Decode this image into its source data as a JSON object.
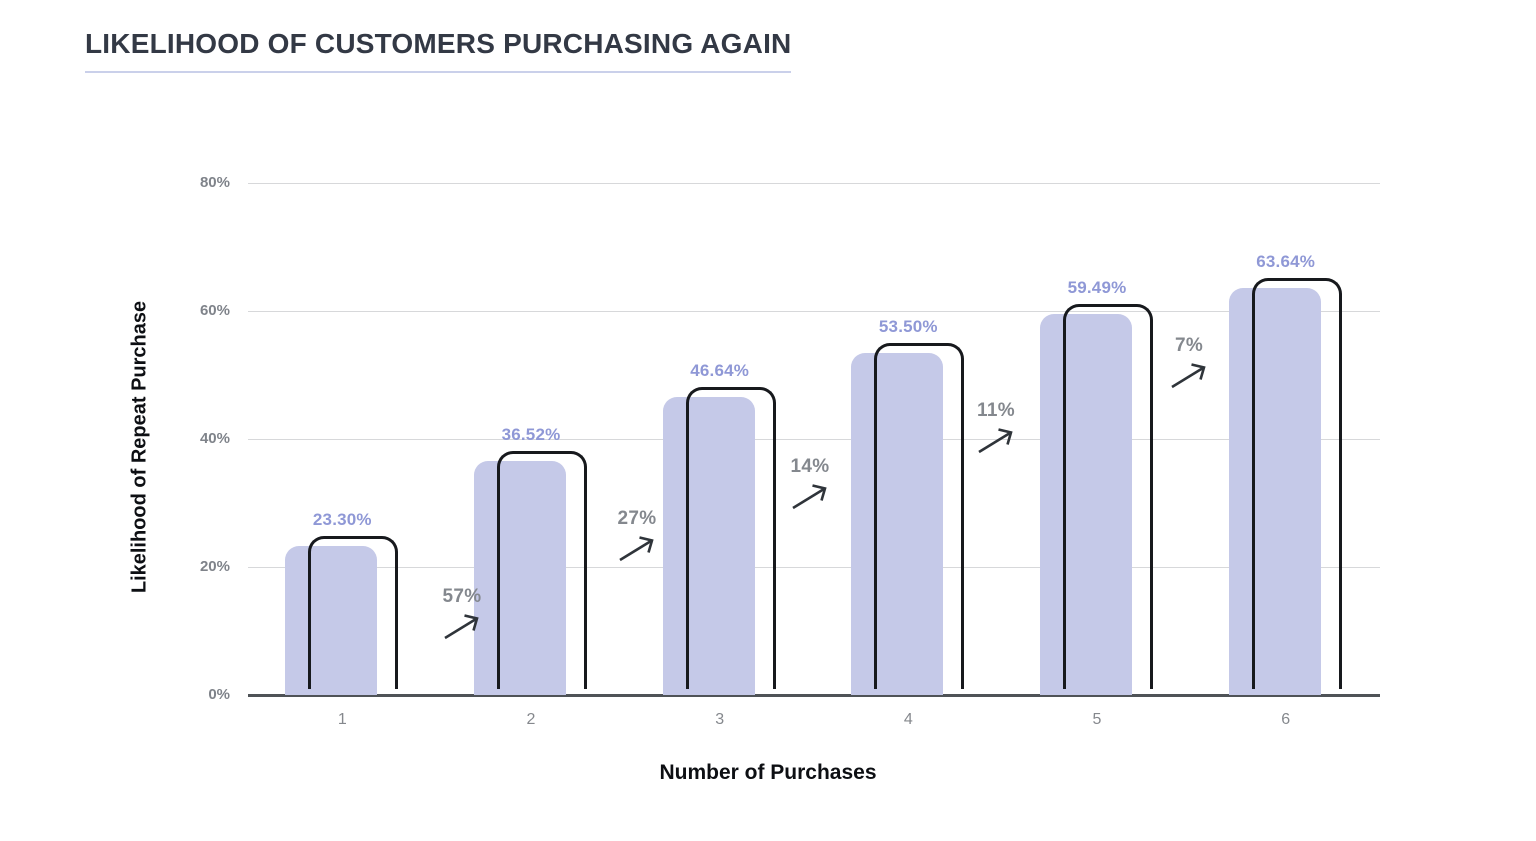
{
  "header": {
    "title": "LIKELIHOOD OF CUSTOMERS PURCHASING AGAIN"
  },
  "chart_data": {
    "type": "bar",
    "title": "LIKELIHOOD OF CUSTOMERS PURCHASING AGAIN",
    "xlabel": "Number of Purchases",
    "ylabel": "Likelihood of Repeat Purchase",
    "categories": [
      "1",
      "2",
      "3",
      "4",
      "5",
      "6"
    ],
    "values": [
      23.3,
      36.52,
      46.64,
      53.5,
      59.49,
      63.64
    ],
    "value_labels": [
      "23.30%",
      "36.52%",
      "46.64%",
      "53.50%",
      "59.49%",
      "63.64%"
    ],
    "growth_annotations": [
      "57%",
      "27%",
      "14%",
      "11%",
      "7%"
    ],
    "growth_arrow_icon": "trend-up-arrow-icon",
    "y_ticks": [
      "0%",
      "20%",
      "40%",
      "60%",
      "80%"
    ],
    "ylim": [
      0,
      80
    ],
    "grid": true,
    "legend": "none",
    "colors": {
      "bar_fill": "#c5c9e8",
      "bar_outline": "#17191d",
      "value_label": "#8f98d6",
      "annotation_text": "#84888e",
      "arrow": "#2f343a",
      "axis_tick_text": "#7f838a",
      "axis_title_text": "#0d0f13",
      "gridline": "#d7d8da",
      "axis_line": "#4f5357",
      "title_text": "#333945",
      "title_underline": "#cad0ea"
    }
  }
}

= EXERCISE TASK =
Leave out the pictures and restate everything else word for word.

= TASK RESULT =
Decode this image into its source data as a JSON object.
{
  "header": {
    "title": "LIKELIHOOD OF CUSTOMERS PURCHASING AGAIN"
  },
  "chart_data": {
    "type": "bar",
    "title": "LIKELIHOOD OF CUSTOMERS PURCHASING AGAIN",
    "xlabel": "Number of Purchases",
    "ylabel": "Likelihood of Repeat Purchase",
    "categories": [
      "1",
      "2",
      "3",
      "4",
      "5",
      "6"
    ],
    "values": [
      23.3,
      36.52,
      46.64,
      53.5,
      59.49,
      63.64
    ],
    "value_labels": [
      "23.30%",
      "36.52%",
      "46.64%",
      "53.50%",
      "59.49%",
      "63.64%"
    ],
    "growth_annotations": [
      "57%",
      "27%",
      "14%",
      "11%",
      "7%"
    ],
    "growth_arrow_icon": "trend-up-arrow-icon",
    "y_ticks": [
      "0%",
      "20%",
      "40%",
      "60%",
      "80%"
    ],
    "ylim": [
      0,
      80
    ],
    "grid": true,
    "legend": "none",
    "colors": {
      "bar_fill": "#c5c9e8",
      "bar_outline": "#17191d",
      "value_label": "#8f98d6",
      "annotation_text": "#84888e",
      "arrow": "#2f343a",
      "axis_tick_text": "#7f838a",
      "axis_title_text": "#0d0f13",
      "gridline": "#d7d8da",
      "axis_line": "#4f5357",
      "title_text": "#333945",
      "title_underline": "#cad0ea"
    }
  }
}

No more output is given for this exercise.